__Set problem__
Write out the listing beneath this instruction in its entirety, exactly as it reads.

__Data for processing__

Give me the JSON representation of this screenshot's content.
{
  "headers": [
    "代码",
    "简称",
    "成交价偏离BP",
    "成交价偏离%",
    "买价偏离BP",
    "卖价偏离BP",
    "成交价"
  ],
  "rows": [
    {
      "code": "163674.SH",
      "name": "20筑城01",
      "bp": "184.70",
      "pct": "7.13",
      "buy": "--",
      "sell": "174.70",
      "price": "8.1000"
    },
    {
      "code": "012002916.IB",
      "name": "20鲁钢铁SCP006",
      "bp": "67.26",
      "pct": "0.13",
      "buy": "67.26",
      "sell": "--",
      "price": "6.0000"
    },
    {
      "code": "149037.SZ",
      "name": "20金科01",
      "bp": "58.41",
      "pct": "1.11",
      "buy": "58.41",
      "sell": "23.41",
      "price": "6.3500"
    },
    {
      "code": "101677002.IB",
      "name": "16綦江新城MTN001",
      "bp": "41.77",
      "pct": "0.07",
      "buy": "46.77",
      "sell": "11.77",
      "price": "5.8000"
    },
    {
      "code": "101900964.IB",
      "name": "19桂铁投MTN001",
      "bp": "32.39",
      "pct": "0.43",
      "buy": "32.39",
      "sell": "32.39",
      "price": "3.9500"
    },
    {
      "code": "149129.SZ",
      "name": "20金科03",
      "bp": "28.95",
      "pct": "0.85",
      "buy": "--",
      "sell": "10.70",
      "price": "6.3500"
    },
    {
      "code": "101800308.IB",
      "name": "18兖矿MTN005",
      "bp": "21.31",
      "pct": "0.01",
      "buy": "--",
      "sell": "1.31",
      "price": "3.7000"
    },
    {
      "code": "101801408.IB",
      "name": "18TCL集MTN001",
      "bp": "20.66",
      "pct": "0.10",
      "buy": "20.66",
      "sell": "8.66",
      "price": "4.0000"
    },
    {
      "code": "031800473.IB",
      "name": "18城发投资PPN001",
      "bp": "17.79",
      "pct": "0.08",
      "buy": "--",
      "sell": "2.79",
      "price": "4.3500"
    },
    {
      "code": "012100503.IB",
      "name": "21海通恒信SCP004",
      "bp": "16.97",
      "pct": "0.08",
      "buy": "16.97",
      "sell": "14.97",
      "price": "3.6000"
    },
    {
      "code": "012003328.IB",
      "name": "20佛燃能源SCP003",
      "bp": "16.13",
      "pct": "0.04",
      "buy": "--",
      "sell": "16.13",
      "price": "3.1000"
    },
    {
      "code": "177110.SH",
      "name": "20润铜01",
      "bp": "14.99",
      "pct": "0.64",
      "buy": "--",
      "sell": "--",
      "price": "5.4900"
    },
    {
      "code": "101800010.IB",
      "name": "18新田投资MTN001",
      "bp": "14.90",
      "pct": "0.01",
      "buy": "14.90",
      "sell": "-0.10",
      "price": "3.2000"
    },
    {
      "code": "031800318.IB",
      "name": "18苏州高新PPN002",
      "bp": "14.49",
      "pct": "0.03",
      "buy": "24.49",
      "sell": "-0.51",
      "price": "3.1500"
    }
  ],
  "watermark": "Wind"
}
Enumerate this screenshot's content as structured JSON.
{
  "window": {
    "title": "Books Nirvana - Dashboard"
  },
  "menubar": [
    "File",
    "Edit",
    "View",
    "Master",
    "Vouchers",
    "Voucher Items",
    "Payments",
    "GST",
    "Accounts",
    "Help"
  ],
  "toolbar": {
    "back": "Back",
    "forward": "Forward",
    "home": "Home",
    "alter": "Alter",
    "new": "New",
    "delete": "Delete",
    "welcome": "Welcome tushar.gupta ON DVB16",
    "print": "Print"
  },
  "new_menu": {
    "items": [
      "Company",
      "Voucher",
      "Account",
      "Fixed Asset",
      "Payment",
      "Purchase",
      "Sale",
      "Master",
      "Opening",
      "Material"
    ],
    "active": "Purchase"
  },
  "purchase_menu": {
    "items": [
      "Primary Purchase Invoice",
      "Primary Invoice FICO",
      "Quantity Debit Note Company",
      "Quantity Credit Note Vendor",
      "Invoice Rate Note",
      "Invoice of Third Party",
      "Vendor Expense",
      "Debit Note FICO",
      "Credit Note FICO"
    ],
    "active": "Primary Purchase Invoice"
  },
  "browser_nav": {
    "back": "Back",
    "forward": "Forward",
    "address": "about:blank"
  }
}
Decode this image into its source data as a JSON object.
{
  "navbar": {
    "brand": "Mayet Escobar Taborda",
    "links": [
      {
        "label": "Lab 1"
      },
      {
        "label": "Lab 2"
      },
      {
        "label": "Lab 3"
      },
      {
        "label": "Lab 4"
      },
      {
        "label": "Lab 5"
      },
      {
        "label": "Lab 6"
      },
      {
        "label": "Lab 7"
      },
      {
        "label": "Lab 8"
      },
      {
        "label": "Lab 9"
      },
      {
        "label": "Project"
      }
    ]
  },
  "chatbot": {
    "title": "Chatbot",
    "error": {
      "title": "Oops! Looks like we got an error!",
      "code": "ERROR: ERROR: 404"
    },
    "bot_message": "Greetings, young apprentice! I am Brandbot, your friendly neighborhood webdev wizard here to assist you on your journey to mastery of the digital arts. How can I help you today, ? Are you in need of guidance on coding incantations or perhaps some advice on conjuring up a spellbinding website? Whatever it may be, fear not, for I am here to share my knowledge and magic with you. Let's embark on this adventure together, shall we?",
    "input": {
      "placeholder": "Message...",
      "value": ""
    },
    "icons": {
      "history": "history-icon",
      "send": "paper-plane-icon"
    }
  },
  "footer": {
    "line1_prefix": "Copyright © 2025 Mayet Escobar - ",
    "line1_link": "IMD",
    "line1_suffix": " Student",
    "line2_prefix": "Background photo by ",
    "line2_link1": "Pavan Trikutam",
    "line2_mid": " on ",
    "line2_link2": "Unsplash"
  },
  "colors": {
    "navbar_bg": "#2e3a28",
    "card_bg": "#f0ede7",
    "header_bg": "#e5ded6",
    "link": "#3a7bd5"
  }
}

__Worked solution__
Give me the JSON representation of this screenshot's content.
{
  "headers": [
    "代码",
    "简称",
    "成交价偏离BP",
    "成交价偏离%",
    "买价偏离BP",
    "卖价偏离BP",
    "成交价"
  ],
  "rows": [
    {
      "code": "163674.SH",
      "name": "20筑城01",
      "bp": "184.70",
      "pct": "7.13",
      "buy": "--",
      "sell": "174.70",
      "price": "8.1000"
    },
    {
      "code": "012002916.IB",
      "name": "20鲁钢铁SCP006",
      "bp": "67.26",
      "pct": "0.13",
      "buy": "67.26",
      "sell": "--",
      "price": "6.0000"
    },
    {
      "code": "149037.SZ",
      "name": "20金科01",
      "bp": "58.41",
      "pct": "1.11",
      "buy": "58.41",
      "sell": "23.41",
      "price": "6.3500"
    },
    {
      "code": "101677002.IB",
      "name": "16綦江新城MTN001",
      "bp": "41.77",
      "pct": "0.07",
      "buy": "46.77",
      "sell": "11.77",
      "price": "5.8000"
    },
    {
      "code": "101900964.IB",
      "name": "19桂铁投MTN001",
      "bp": "32.39",
      "pct": "0.43",
      "buy": "32.39",
      "sell": "32.39",
      "price": "3.9500"
    },
    {
      "code": "149129.SZ",
      "name": "20金科03",
      "bp": "28.95",
      "pct": "0.85",
      "buy": "--",
      "sell": "10.70",
      "price": "6.3500"
    },
    {
      "code": "101800308.IB",
      "name": "18兖矿MTN005",
      "bp": "21.31",
      "pct": "0.01",
      "buy": "--",
      "sell": "1.31",
      "price": "3.7000"
    },
    {
      "code": "101801408.IB",
      "name": "18TCL集MTN001",
      "bp": "20.66",
      "pct": "0.10",
      "buy": "20.66",
      "sell": "8.66",
      "price": "4.0000"
    },
    {
      "code": "031800473.IB",
      "name": "18城发投资PPN001",
      "bp": "17.79",
      "pct": "0.08",
      "buy": "--",
      "sell": "2.79",
      "price": "4.3500"
    },
    {
      "code": "012100503.IB",
      "name": "21海通恒信SCP004",
      "bp": "16.97",
      "pct": "0.08",
      "buy": "16.97",
      "sell": "14.97",
      "price": "3.6000"
    },
    {
      "code": "012003328.IB",
      "name": "20佛燃能源SCP003",
      "bp": "16.13",
      "pct": "0.04",
      "buy": "--",
      "sell": "16.13",
      "price": "3.1000"
    },
    {
      "code": "177110.SH",
      "name": "20润铜01",
      "bp": "14.99",
      "pct": "0.64",
      "buy": "--",
      "sell": "--",
      "price": "5.4900"
    },
    {
      "code": "101800010.IB",
      "name": "18新田投资MTN001",
      "bp": "14.90",
      "pct": "0.01",
      "buy": "14.90",
      "sell": "-0.10",
      "price": "3.2000"
    },
    {
      "code": "031800318.IB",
      "name": "18苏州高新PPN002",
      "bp": "14.49",
      "pct": "0.03",
      "buy": "24.49",
      "sell": "-0.51",
      "price": "3.1500"
    }
  ],
  "watermark": "Wind"
}
Enumerate this screenshot's content as structured JSON.
{
  "window": {
    "title": "Books Nirvana - Dashboard"
  },
  "menubar": [
    "File",
    "Edit",
    "View",
    "Master",
    "Vouchers",
    "Voucher Items",
    "Payments",
    "GST",
    "Accounts",
    "Help"
  ],
  "toolbar": {
    "back": "Back",
    "forward": "Forward",
    "home": "Home",
    "alter": "Alter",
    "new": "New",
    "delete": "Delete",
    "welcome": "Welcome tushar.gupta ON DVB16",
    "print": "Print"
  },
  "new_menu": {
    "items": [
      "Company",
      "Voucher",
      "Account",
      "Fixed Asset",
      "Payment",
      "Purchase",
      "Sale",
      "Master",
      "Opening",
      "Material"
    ],
    "active": "Purchase"
  },
  "purchase_menu": {
    "items": [
      "Primary Purchase Invoice",
      "Primary Invoice FICO",
      "Quantity Debit Note Company",
      "Quantity Credit Note Vendor",
      "Invoice Rate Note",
      "Invoice of Third Party",
      "Vendor Expense",
      "Debit Note FICO",
      "Credit Note FICO"
    ],
    "active": "Primary Purchase Invoice"
  },
  "browser_nav": {
    "back": "Back",
    "forward": "Forward",
    "address": "about:blank"
  }
}
Decode this image into its source data as a JSON object.
{
  "navbar": {
    "brand": "Mayet Escobar Taborda",
    "links": [
      {
        "label": "Lab 1"
      },
      {
        "label": "Lab 2"
      },
      {
        "label": "Lab 3"
      },
      {
        "label": "Lab 4"
      },
      {
        "label": "Lab 5"
      },
      {
        "label": "Lab 6"
      },
      {
        "label": "Lab 7"
      },
      {
        "label": "Lab 8"
      },
      {
        "label": "Lab 9"
      },
      {
        "label": "Project"
      }
    ]
  },
  "chatbot": {
    "title": "Chatbot",
    "error": {
      "title": "Oops! Looks like we got an error!",
      "code": "ERROR: ERROR: 404"
    },
    "bot_message": "Greetings, young apprentice! I am Brandbot, your friendly neighborhood webdev wizard here to assist you on your journey to mastery of the digital arts. How can I help you today, ? Are you in need of guidance on coding incantations or perhaps some advice on conjuring up a spellbinding website? Whatever it may be, fear not, for I am here to share my knowledge and magic with you. Let's embark on this adventure together, shall we?",
    "input": {
      "placeholder": "Message...",
      "value": ""
    },
    "icons": {
      "history": "history-icon",
      "send": "paper-plane-icon"
    }
  },
  "footer": {
    "line1_prefix": "Copyright © 2025 Mayet Escobar - ",
    "line1_link": "IMD",
    "line1_suffix": " Student",
    "line2_prefix": "Background photo by ",
    "line2_link1": "Pavan Trikutam",
    "line2_mid": " on ",
    "line2_link2": "Unsplash"
  },
  "colors": {
    "navbar_bg": "#2e3a28",
    "card_bg": "#f0ede7",
    "header_bg": "#e5ded6",
    "link": "#3a7bd5"
  }
}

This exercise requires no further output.